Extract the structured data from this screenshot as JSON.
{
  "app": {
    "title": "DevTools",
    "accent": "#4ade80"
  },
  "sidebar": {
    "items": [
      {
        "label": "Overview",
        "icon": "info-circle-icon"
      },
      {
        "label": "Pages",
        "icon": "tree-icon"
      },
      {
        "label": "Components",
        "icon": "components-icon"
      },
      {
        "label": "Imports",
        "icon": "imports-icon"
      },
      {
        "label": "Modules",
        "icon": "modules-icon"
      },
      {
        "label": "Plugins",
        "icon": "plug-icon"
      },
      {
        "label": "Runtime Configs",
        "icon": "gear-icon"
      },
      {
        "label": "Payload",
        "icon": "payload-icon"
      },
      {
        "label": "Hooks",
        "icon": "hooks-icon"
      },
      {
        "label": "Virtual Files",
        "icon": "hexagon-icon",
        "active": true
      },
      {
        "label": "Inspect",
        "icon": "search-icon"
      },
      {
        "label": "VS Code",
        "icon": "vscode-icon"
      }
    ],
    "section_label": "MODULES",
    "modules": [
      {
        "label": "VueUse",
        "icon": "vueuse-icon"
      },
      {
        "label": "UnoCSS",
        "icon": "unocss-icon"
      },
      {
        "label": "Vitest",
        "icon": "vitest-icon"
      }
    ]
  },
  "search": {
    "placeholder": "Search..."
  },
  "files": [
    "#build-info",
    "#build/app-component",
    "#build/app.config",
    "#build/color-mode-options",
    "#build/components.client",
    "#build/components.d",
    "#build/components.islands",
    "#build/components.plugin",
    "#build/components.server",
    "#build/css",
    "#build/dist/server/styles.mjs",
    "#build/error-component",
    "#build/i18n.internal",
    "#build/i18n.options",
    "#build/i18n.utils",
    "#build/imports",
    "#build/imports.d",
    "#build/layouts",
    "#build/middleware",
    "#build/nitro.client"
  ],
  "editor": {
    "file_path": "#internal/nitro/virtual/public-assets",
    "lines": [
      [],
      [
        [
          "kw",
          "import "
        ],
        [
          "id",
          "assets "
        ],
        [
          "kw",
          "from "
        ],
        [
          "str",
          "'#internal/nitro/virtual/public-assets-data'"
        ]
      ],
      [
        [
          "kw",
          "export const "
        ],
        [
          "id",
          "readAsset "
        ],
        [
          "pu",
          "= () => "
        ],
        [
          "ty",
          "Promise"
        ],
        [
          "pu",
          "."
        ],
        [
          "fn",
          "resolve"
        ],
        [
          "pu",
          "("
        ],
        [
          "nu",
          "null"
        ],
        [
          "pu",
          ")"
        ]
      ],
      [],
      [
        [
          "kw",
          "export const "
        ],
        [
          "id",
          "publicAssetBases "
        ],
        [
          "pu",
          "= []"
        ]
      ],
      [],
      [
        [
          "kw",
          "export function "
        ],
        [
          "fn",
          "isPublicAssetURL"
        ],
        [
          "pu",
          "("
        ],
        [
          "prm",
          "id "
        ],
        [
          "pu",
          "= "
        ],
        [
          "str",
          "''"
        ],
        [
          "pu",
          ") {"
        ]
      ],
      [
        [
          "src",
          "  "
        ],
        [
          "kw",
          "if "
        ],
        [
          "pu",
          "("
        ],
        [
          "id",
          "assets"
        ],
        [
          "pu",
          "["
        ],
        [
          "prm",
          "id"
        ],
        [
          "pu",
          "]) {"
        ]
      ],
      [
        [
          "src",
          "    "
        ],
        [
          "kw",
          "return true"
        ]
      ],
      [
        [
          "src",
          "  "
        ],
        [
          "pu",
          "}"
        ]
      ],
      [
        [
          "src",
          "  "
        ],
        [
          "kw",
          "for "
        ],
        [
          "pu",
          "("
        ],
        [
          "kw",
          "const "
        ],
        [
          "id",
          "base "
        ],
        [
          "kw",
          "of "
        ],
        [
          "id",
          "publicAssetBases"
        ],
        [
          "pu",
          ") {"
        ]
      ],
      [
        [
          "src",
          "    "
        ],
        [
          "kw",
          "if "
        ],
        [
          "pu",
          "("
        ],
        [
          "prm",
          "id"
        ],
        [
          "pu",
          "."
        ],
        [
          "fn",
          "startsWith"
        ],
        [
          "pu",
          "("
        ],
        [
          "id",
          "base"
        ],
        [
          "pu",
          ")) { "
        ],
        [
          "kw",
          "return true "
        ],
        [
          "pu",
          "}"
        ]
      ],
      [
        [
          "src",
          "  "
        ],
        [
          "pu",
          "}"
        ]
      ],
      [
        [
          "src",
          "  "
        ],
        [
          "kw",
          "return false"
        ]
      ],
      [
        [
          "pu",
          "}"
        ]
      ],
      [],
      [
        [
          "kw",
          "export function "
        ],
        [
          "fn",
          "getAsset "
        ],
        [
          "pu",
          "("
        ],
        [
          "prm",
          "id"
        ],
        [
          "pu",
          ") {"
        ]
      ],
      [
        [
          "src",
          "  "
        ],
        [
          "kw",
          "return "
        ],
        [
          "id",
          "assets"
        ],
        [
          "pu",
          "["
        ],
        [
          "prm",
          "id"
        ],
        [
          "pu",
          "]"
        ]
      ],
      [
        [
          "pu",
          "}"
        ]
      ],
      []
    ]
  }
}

#### WHAT YOU SHOULD DO:
Scan the material above. Extract every line in which the word "internal" occurs.

#### ANSWER TO THIS TASK:
    "#build/i18n.internal",
    "file_path": "#internal/nitro/virtual/public-assets",
          "'#internal/nitro/virtual/public-assets-data'"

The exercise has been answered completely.